# WRITTEN INSTRUCTION:
Leave out the pictures and repeat exactly the lines from the one containing "Transcribe this image's" through the end of the records.

-*-*-

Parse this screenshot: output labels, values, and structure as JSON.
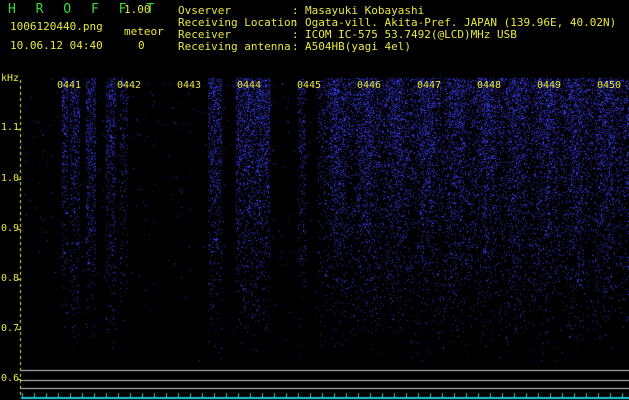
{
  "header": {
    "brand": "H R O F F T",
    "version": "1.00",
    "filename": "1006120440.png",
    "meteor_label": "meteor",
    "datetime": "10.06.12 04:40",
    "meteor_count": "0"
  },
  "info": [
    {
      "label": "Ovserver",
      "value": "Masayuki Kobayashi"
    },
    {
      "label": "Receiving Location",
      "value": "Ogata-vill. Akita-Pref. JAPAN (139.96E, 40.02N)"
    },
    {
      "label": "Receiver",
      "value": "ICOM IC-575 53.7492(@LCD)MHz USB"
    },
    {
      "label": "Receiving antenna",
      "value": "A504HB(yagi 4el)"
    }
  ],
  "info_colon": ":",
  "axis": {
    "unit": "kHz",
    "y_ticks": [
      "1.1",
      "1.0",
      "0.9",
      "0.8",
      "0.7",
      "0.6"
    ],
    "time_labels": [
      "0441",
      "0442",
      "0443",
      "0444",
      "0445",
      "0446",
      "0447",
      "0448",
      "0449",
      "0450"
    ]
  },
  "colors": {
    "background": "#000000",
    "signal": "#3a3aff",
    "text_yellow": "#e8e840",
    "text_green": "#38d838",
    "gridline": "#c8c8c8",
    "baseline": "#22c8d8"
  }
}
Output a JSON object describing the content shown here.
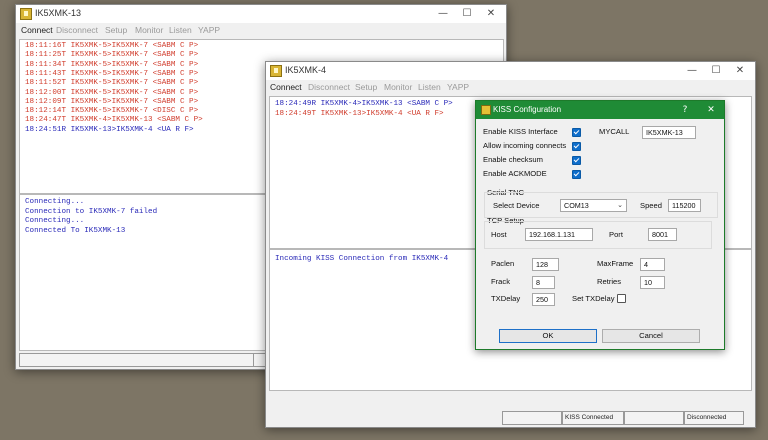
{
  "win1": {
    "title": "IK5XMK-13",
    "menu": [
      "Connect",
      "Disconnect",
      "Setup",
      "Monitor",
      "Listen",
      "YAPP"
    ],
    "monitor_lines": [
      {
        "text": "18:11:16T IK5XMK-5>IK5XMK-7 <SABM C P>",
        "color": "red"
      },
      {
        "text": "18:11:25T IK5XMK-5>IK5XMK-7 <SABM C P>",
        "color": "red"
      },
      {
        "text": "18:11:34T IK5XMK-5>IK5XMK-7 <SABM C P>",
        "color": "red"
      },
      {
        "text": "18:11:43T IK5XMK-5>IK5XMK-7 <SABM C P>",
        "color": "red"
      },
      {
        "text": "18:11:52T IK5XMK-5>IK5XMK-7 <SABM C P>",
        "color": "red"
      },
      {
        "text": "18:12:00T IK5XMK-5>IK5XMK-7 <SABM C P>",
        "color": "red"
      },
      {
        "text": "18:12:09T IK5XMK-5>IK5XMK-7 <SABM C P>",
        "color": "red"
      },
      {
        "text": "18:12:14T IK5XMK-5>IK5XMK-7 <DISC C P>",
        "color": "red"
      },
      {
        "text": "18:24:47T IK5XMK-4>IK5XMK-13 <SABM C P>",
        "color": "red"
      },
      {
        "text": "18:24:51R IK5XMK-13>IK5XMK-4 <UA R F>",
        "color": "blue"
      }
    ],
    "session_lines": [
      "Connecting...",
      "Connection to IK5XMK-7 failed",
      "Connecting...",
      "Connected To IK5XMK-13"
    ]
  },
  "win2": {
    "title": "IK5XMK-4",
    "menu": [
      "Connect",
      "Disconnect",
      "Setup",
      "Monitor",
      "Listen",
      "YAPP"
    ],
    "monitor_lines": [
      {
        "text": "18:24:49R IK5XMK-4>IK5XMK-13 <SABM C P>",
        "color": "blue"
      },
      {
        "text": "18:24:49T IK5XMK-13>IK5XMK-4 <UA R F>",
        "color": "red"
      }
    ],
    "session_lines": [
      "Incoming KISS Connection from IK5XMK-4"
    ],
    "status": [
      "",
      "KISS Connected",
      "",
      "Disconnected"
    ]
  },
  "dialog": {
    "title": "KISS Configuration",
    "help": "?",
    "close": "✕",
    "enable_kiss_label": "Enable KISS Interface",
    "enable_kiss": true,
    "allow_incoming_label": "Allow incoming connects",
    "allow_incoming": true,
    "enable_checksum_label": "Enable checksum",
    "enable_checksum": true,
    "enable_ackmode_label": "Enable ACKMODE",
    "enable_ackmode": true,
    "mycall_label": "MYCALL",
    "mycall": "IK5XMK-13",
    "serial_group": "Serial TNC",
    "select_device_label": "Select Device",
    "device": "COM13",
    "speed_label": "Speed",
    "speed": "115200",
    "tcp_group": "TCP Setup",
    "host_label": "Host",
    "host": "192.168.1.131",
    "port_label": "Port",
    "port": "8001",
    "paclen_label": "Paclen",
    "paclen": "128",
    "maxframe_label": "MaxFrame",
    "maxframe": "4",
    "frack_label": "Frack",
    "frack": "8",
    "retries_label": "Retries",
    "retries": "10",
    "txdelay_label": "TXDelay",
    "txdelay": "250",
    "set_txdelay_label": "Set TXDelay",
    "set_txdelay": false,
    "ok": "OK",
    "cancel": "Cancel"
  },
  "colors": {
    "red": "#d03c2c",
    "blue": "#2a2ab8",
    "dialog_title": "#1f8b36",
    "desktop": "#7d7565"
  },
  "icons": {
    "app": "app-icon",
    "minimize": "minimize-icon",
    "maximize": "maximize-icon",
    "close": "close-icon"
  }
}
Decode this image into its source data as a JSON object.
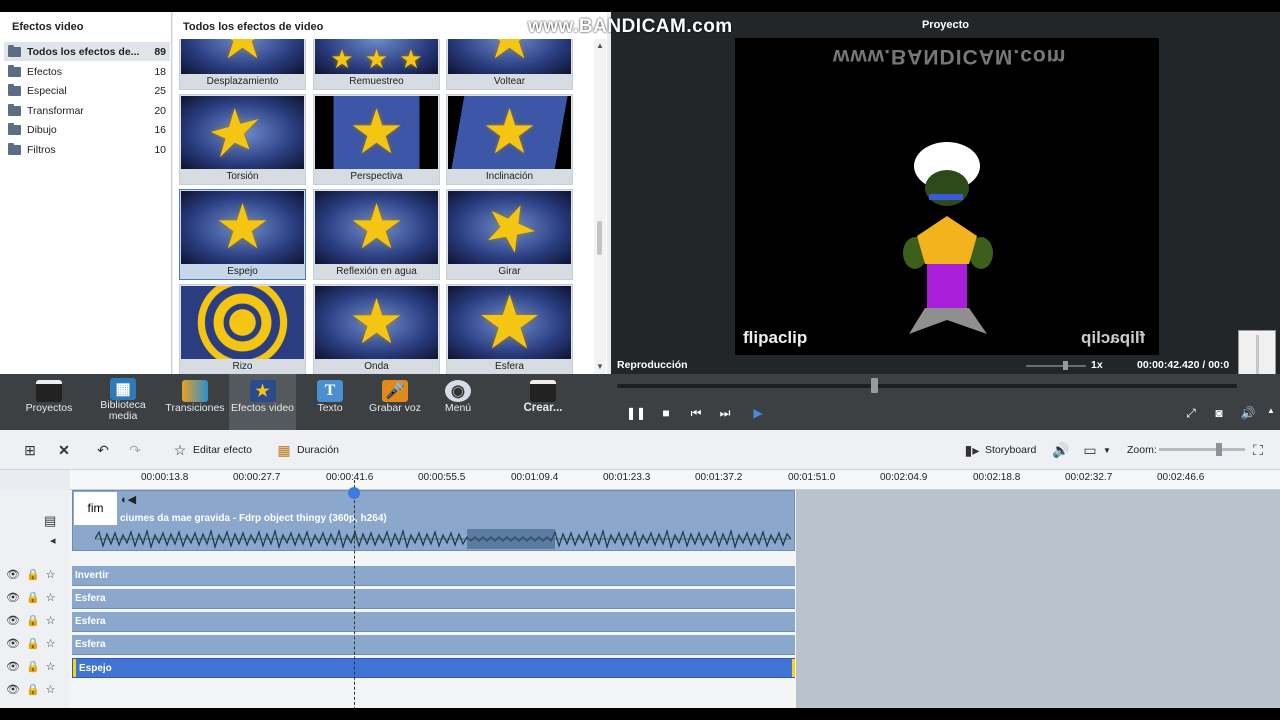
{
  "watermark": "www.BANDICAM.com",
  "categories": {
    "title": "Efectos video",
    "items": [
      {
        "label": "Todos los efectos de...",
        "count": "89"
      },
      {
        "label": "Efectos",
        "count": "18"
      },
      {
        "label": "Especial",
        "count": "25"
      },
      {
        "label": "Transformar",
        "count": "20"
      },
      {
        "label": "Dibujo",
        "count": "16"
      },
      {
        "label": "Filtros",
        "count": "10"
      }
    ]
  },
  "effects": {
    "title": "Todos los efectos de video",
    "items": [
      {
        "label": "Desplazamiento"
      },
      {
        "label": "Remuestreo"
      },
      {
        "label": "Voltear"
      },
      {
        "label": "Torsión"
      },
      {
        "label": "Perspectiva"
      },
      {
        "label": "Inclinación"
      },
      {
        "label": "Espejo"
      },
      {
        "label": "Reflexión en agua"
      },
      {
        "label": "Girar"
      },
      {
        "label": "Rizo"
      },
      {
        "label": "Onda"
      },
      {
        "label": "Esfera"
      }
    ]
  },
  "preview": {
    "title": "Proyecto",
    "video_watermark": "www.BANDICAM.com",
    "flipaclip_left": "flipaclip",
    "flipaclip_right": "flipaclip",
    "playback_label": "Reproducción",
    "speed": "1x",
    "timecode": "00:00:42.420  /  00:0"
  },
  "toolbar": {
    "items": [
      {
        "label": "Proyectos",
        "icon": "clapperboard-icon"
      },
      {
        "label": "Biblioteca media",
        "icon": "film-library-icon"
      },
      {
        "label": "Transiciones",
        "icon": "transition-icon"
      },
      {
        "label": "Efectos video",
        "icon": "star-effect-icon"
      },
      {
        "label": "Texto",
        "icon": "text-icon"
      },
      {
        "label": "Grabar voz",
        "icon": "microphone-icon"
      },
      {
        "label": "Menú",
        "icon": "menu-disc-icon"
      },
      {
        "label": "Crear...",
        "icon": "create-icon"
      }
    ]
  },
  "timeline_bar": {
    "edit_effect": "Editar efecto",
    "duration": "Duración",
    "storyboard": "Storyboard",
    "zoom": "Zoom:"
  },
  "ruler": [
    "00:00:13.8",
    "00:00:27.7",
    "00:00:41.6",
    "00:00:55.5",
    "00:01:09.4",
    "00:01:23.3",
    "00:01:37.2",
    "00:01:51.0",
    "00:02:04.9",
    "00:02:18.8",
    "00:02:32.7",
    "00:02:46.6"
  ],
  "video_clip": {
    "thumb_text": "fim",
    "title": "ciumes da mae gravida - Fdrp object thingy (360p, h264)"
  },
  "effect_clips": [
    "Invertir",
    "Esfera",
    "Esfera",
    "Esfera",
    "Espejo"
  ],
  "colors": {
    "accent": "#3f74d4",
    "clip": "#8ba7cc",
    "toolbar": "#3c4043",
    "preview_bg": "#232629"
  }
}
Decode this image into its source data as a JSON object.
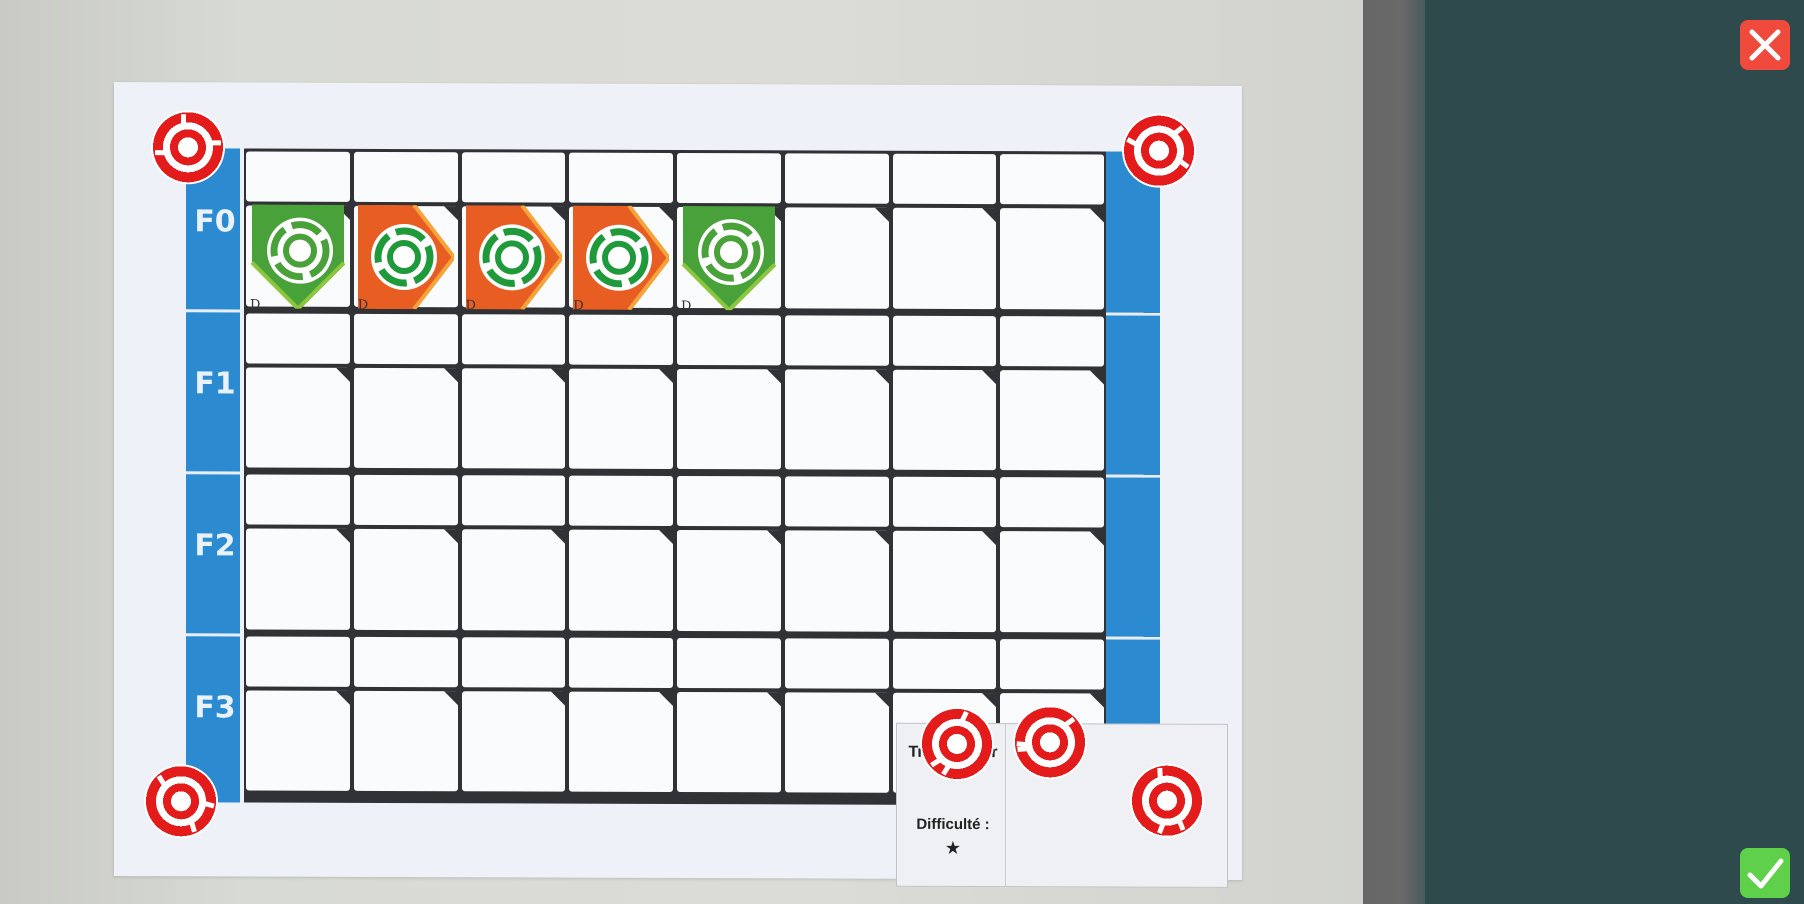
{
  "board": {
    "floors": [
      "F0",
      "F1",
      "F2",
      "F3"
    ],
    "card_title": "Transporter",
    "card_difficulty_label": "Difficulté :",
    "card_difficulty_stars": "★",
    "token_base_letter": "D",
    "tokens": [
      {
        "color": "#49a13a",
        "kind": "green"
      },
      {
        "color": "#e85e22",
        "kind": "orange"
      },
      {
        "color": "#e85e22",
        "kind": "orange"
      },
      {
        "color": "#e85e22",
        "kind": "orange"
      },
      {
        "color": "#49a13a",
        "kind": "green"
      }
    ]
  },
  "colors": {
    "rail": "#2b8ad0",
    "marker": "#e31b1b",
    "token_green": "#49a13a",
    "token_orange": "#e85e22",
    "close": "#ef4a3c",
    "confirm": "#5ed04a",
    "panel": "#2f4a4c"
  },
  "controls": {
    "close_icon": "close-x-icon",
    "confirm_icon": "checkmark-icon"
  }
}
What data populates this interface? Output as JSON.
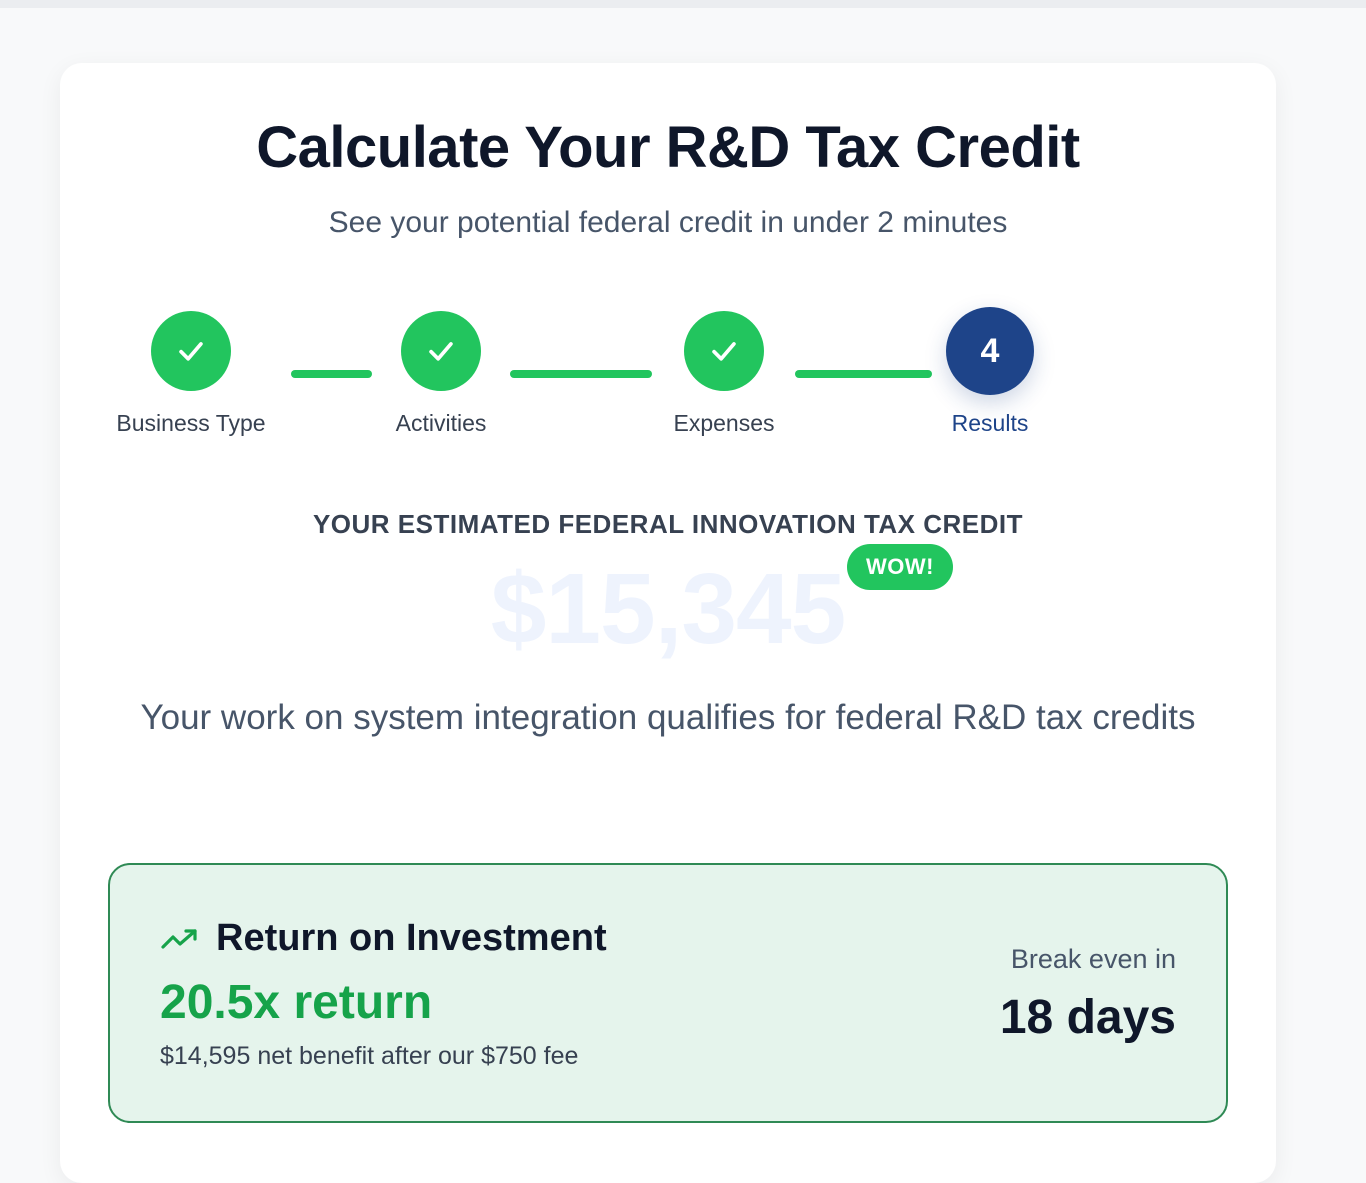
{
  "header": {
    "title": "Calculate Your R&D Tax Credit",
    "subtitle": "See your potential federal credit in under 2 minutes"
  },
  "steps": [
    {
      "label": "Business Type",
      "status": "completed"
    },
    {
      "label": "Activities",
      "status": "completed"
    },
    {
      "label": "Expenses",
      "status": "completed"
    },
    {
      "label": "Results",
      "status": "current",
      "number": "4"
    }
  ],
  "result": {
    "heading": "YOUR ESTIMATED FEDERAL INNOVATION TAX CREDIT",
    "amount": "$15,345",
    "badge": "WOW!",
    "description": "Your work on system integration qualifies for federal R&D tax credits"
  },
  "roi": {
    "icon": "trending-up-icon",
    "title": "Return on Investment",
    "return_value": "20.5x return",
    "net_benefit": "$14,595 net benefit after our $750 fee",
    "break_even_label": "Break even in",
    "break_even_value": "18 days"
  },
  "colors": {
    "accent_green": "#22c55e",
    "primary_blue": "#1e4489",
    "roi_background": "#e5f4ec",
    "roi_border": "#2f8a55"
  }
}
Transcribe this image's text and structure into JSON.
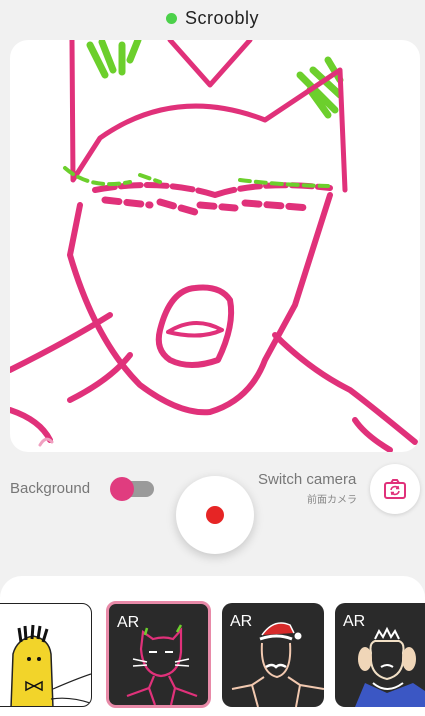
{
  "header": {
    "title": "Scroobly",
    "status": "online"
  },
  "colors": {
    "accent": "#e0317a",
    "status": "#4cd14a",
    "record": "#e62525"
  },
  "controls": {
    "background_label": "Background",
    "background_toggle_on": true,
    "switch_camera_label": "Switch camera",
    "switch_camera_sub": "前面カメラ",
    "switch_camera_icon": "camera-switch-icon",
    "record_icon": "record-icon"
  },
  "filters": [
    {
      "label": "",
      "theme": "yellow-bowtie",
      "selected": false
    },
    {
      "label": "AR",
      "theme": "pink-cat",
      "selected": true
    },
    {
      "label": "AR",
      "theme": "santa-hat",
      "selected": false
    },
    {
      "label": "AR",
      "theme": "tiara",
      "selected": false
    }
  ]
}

-*-*-

# WRITTEN REPLY:
Transcribe this image's text and structure into JSON.
{
  "header": {
    "title": "Scroobly",
    "status": "online"
  },
  "colors": {
    "accent": "#e0317a",
    "status": "#4cd14a",
    "record": "#e62525"
  },
  "controls": {
    "background_label": "Background",
    "background_toggle_on": true,
    "switch_camera_label": "Switch camera",
    "switch_camera_sub": "前面カメラ",
    "switch_camera_icon": "camera-switch-icon",
    "record_icon": "record-icon"
  },
  "filters": [
    {
      "label": "",
      "theme": "yellow-bowtie",
      "selected": false
    },
    {
      "label": "AR",
      "theme": "pink-cat",
      "selected": true
    },
    {
      "label": "AR",
      "theme": "santa-hat",
      "selected": false
    },
    {
      "label": "AR",
      "theme": "tiara",
      "selected": false
    }
  ]
}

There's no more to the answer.